Required task:
Images are not part of the copy; write out the rest of the data exactly as given.

(Data records)
BEGIN
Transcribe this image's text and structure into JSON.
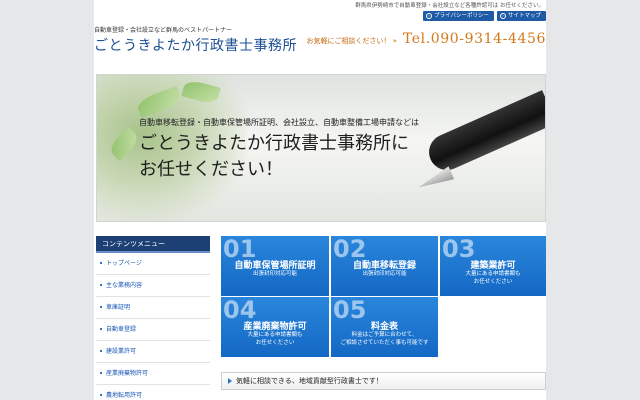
{
  "topbar": {
    "note": "群馬県伊勢崎市で自動車登録・会社設立など各種許認可は お任せください。"
  },
  "header": {
    "tagline": "自動車登録・会社設立など群馬のベストパートナー",
    "site_title": "ごとうきよたか行政書士事務所",
    "links": [
      {
        "label": "プライバシーポリシー"
      },
      {
        "label": "サイトマップ"
      }
    ],
    "contact_lead": "お気軽にご相談ください！ »",
    "tel": "Tel.090-9314-4456"
  },
  "hero": {
    "sub": "自動車移転登録・自動車保管場所証明、会社設立、自動車整備工場申請などは",
    "main_line1": "ごとうきよたか行政書士事務所に",
    "main_line2": "お任せください！"
  },
  "sidebar": {
    "title": "コンテンツメニュー",
    "items": [
      {
        "label": "トップページ"
      },
      {
        "label": "主な業務内容"
      },
      {
        "label": "車庫証明"
      },
      {
        "label": "自動車登録"
      },
      {
        "label": "建設業許可"
      },
      {
        "label": "産業廃棄物許可"
      },
      {
        "label": "農地転用許可"
      }
    ]
  },
  "tiles": [
    {
      "num": "01",
      "title": "自動車保管場所証明",
      "sub": "出張封印対応可能"
    },
    {
      "num": "02",
      "title": "自動車移転登録",
      "sub": "出張封印対応可能"
    },
    {
      "num": "03",
      "title": "建築業許可",
      "sub": "大量にある申請書類も\nお任せください"
    },
    {
      "num": "04",
      "title": "産業廃棄物許可",
      "sub": "大量にある申請書類も\nお任せください"
    },
    {
      "num": "05",
      "title": "料金表",
      "sub": "料金はご予算に合わせて、\nご相談させていただく事も可能です"
    }
  ],
  "banner": {
    "text": "気軽に相談できる、地域貢献型行政書士です！"
  },
  "colors": {
    "accent": "#1f5aa6",
    "tile": "#1b74d0",
    "tel": "#d4781c",
    "sidebar_head": "#1c3f74"
  }
}
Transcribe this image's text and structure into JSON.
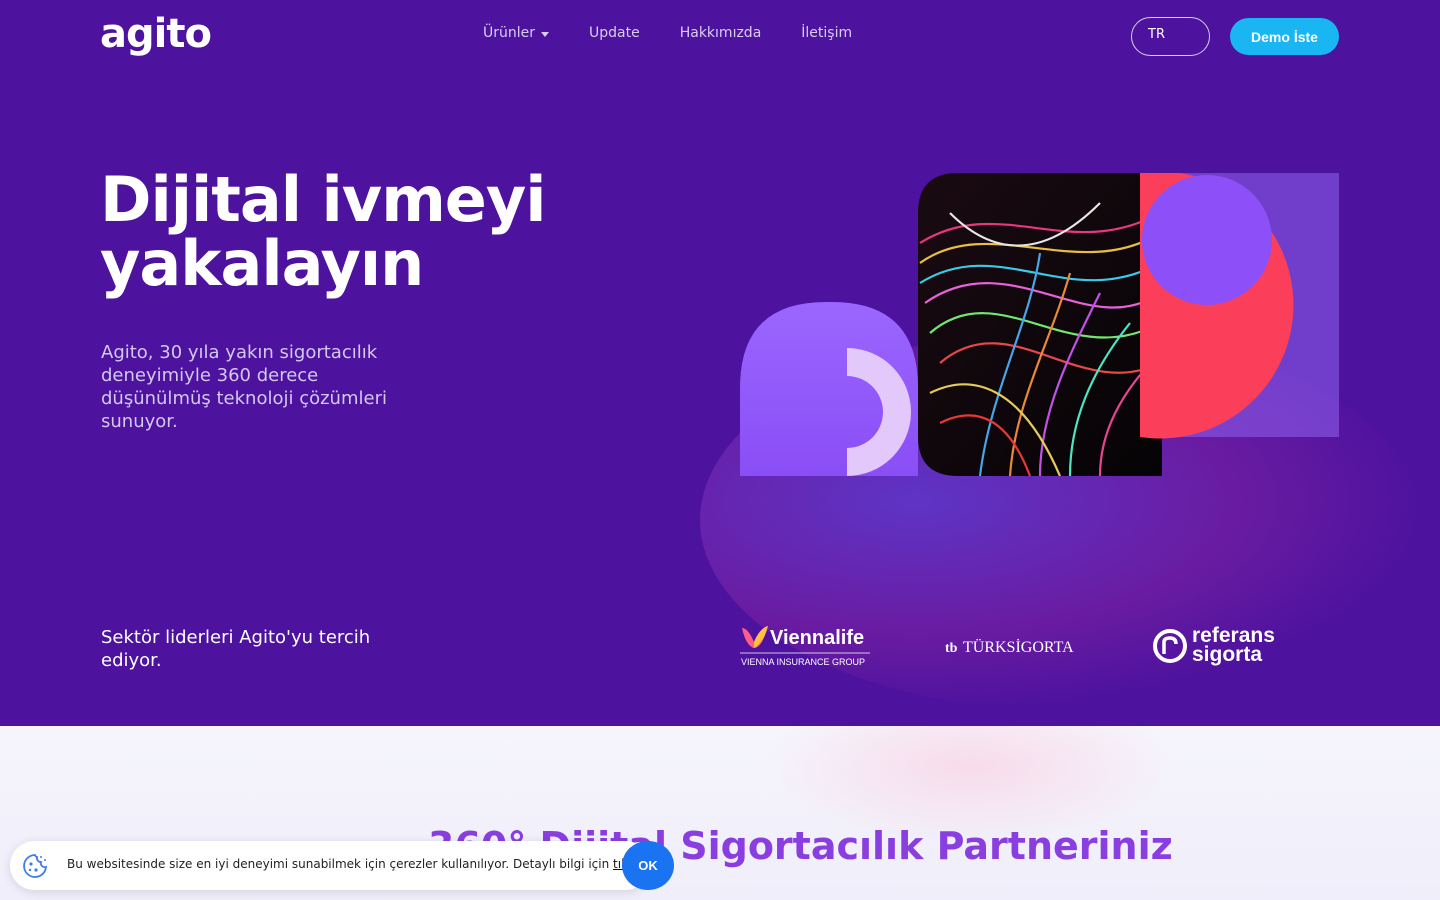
{
  "header": {
    "logo_text": "agito",
    "nav": [
      {
        "label": "Ürünler",
        "has_dropdown": true
      },
      {
        "label": "Update"
      },
      {
        "label": "Hakkımızda"
      },
      {
        "label": "İletişim"
      }
    ],
    "language": "TR",
    "cta_label": "Demo İste"
  },
  "hero": {
    "title_line1": "Dijital ivmeyi",
    "title_line2": "yakalayın",
    "description": "Agito, 30 yıla yakın sigortacılık deneyimiyle 360 derece düşünülmüş teknoloji çözümleri sunuyor.",
    "leaders_text": "Sektör liderleri Agito'yu tercih ediyor."
  },
  "partners": {
    "viennalife": {
      "name": "Viennalife",
      "sub": "VIENNA INSURANCE GROUP"
    },
    "turk": {
      "mark": "tb",
      "name": "TÜRKSİGORTA"
    },
    "referans": {
      "line1": "referans",
      "line2": "sigorta"
    }
  },
  "section": {
    "title": "360° Dijital Sigortacılık Partneriniz"
  },
  "cookie": {
    "text": "Bu websitesinde size en iyi deneyimi sunabilmek için çerezler kullanılıyor. Detaylı bilgi için ",
    "link_label": "tıklayın",
    "suffix": ".",
    "ok_label": "OK"
  },
  "colors": {
    "hero_bg": "#4d129e",
    "accent_blue": "#19b6f3",
    "accent_purple": "#8a3ee0",
    "accent_red": "#fb3f5a",
    "ok_blue": "#1a73f0"
  },
  "icons": [
    "chevron-down-icon",
    "cookie-icon"
  ]
}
END
Result:
Transcribe this image's text and structure into JSON.
{
  "topbar": {
    "note": "群馬県伊勢崎市で自動車登録・会社設立など各種許認可は お任せください。"
  },
  "header": {
    "tagline": "自動車登録・会社設立など群馬のベストパートナー",
    "site_title": "ごとうきよたか行政書士事務所",
    "links": [
      {
        "label": "プライバシーポリシー"
      },
      {
        "label": "サイトマップ"
      }
    ],
    "contact_lead": "お気軽にご相談ください！ »",
    "tel": "Tel.090-9314-4456"
  },
  "hero": {
    "sub": "自動車移転登録・自動車保管場所証明、会社設立、自動車整備工場申請などは",
    "main_line1": "ごとうきよたか行政書士事務所に",
    "main_line2": "お任せください！"
  },
  "sidebar": {
    "title": "コンテンツメニュー",
    "items": [
      {
        "label": "トップページ"
      },
      {
        "label": "主な業務内容"
      },
      {
        "label": "車庫証明"
      },
      {
        "label": "自動車登録"
      },
      {
        "label": "建設業許可"
      },
      {
        "label": "産業廃棄物許可"
      },
      {
        "label": "農地転用許可"
      }
    ]
  },
  "tiles": [
    {
      "num": "01",
      "title": "自動車保管場所証明",
      "sub": "出張封印対応可能"
    },
    {
      "num": "02",
      "title": "自動車移転登録",
      "sub": "出張封印対応可能"
    },
    {
      "num": "03",
      "title": "建築業許可",
      "sub": "大量にある申請書類も\nお任せください"
    },
    {
      "num": "04",
      "title": "産業廃棄物許可",
      "sub": "大量にある申請書類も\nお任せください"
    },
    {
      "num": "05",
      "title": "料金表",
      "sub": "料金はご予算に合わせて、\nご相談させていただく事も可能です"
    }
  ],
  "banner": {
    "text": "気軽に相談できる、地域貢献型行政書士です！"
  },
  "colors": {
    "accent": "#1f5aa6",
    "tile": "#1b74d0",
    "tel": "#d4781c",
    "sidebar_head": "#1c3f74"
  }
}
Transcribe this image's text and structure into JSON.
{
  "header": {
    "logo_text": "agito",
    "nav": [
      {
        "label": "Ürünler",
        "has_dropdown": true
      },
      {
        "label": "Update"
      },
      {
        "label": "Hakkımızda"
      },
      {
        "label": "İletişim"
      }
    ],
    "language": "TR",
    "cta_label": "Demo İste"
  },
  "hero": {
    "title_line1": "Dijital ivmeyi",
    "title_line2": "yakalayın",
    "description": "Agito, 30 yıla yakın sigortacılık deneyimiyle 360 derece düşünülmüş teknoloji çözümleri sunuyor.",
    "leaders_text": "Sektör liderleri Agito'yu tercih ediyor."
  },
  "partners": {
    "viennalife": {
      "name": "Viennalife",
      "sub": "VIENNA INSURANCE GROUP"
    },
    "turk": {
      "mark": "tb",
      "name": "TÜRKSİGORTA"
    },
    "referans": {
      "line1": "referans",
      "line2": "sigorta"
    }
  },
  "section": {
    "title": "360° Dijital Sigortacılık Partneriniz"
  },
  "cookie": {
    "text": "Bu websitesinde size en iyi deneyimi sunabilmek için çerezler kullanılıyor. Detaylı bilgi için ",
    "link_label": "tıklayın",
    "suffix": ".",
    "ok_label": "OK"
  },
  "colors": {
    "hero_bg": "#4d129e",
    "accent_blue": "#19b6f3",
    "accent_purple": "#8a3ee0",
    "accent_red": "#fb3f5a",
    "ok_blue": "#1a73f0"
  },
  "icons": [
    "chevron-down-icon",
    "cookie-icon"
  ]
}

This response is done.